- MATERIAL SHOWN
+--

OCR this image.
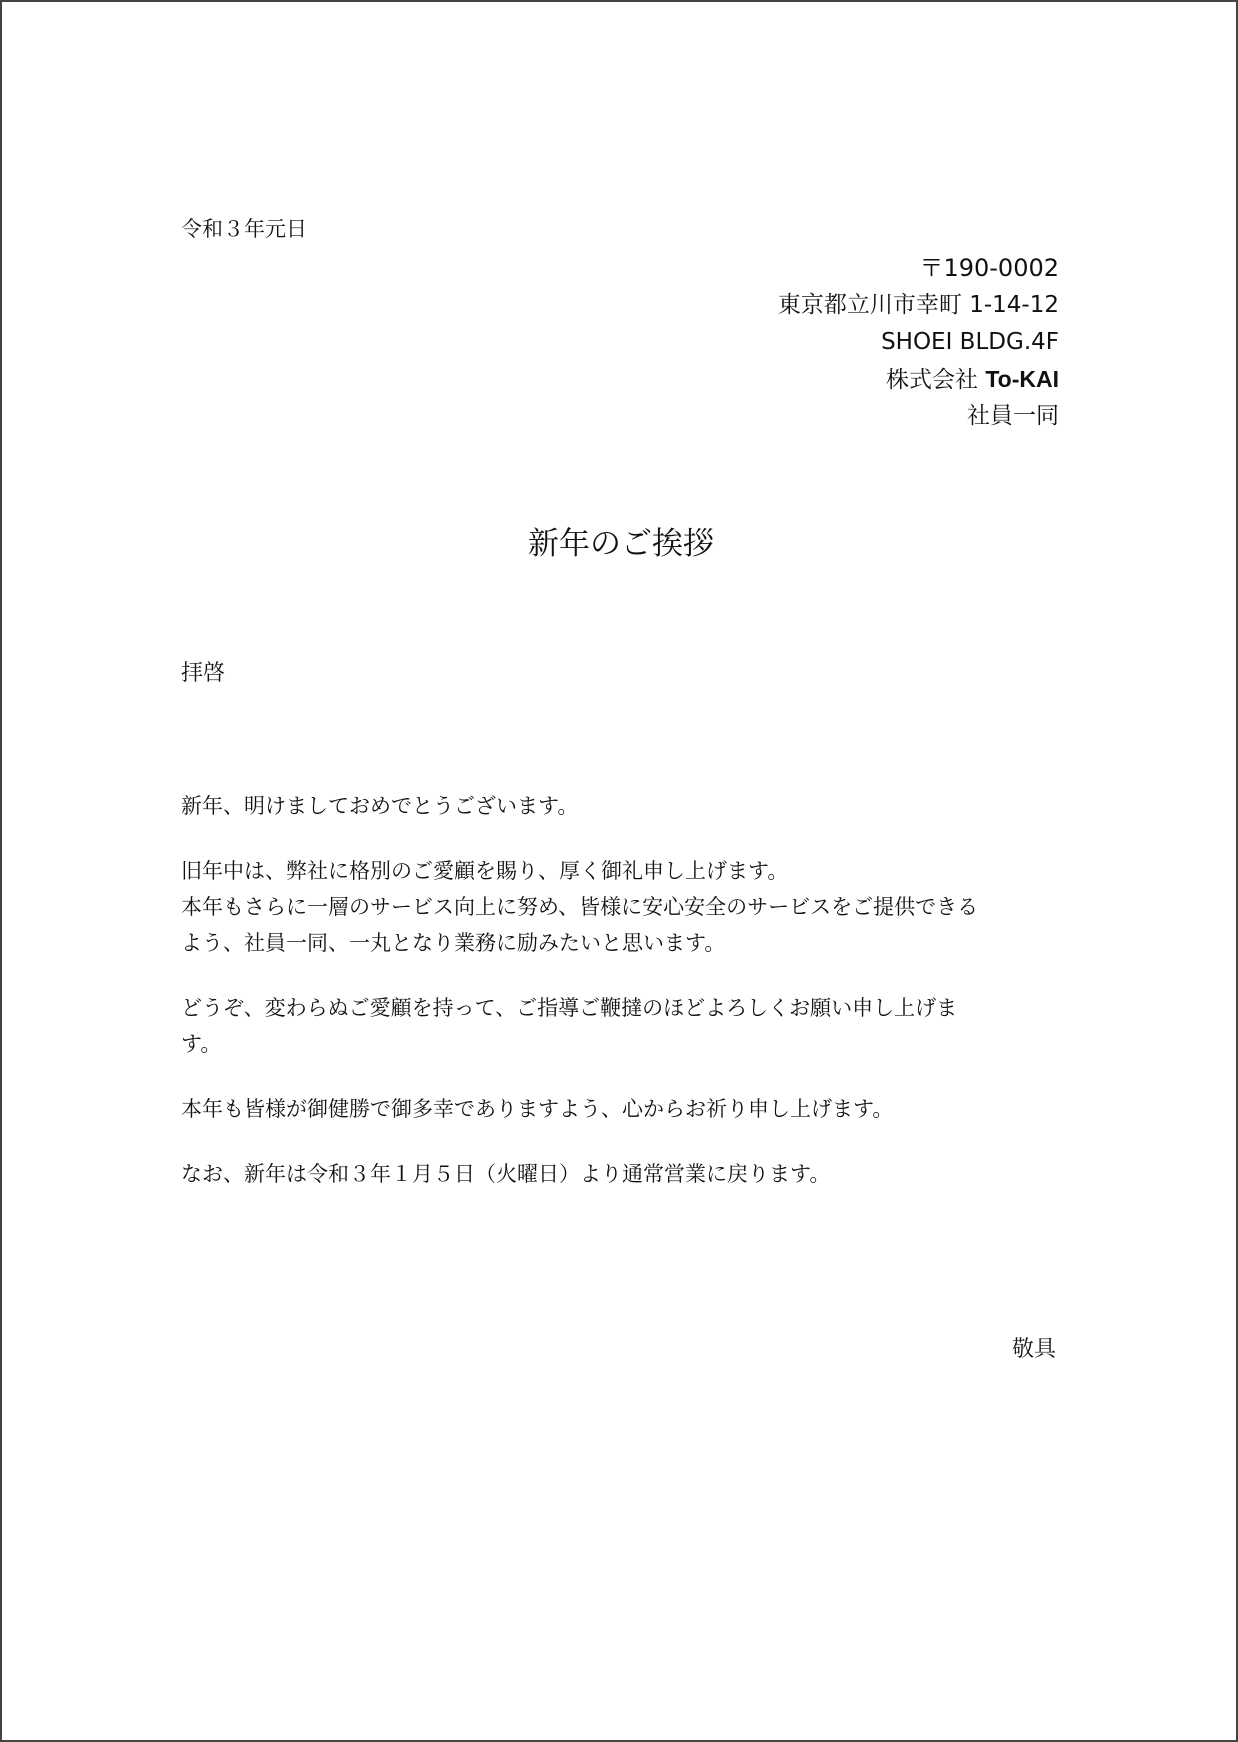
令和３年元日

〒190-0002
東京都立川市幸町 1-14-12
SHOEI BLDG.4F
株式会社 To-KAI
社員一同
新年のご挨拶

拝啓

新年、明けましておめでとうございます。

旧年中は、弊社に格別のご愛顧を賜り、厚く御礼申し上げます。
本年もさらに一層のサービス向上に努め、皆様に安心安全のサービスをご提供できる
よう、社員一同、一丸となり業務に励みたいと思います。

どうぞ、変わらぬご愛顧を持って、ご指導ご鞭撻のほどよろしくお願い申し上げま
す。

本年も皆様が御健勝で御多幸でありますよう、心からお祈り申し上げます。

なお、新年は令和３年１月５日（火曜日）より通常営業に戻ります。

敬具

+--

- AIM OF THE EXERCISE
Quote in full the listing given above; the images are to be left out.

- OUTPUT FOR THIS TASK
OCR this image.
令和３年元日

〒190-0002
東京都立川市幸町 1-14-12
SHOEI BLDG.4F
株式会社 To-KAI
社員一同
新年のご挨拶

拝啓

新年、明けましておめでとうございます。

旧年中は、弊社に格別のご愛顧を賜り、厚く御礼申し上げます。
本年もさらに一層のサービス向上に努め、皆様に安心安全のサービスをご提供できる
よう、社員一同、一丸となり業務に励みたいと思います。

どうぞ、変わらぬご愛顧を持って、ご指導ご鞭撻のほどよろしくお願い申し上げま
す。

本年も皆様が御健勝で御多幸でありますよう、心からお祈り申し上げます。

なお、新年は令和３年１月５日（火曜日）より通常営業に戻ります。

敬具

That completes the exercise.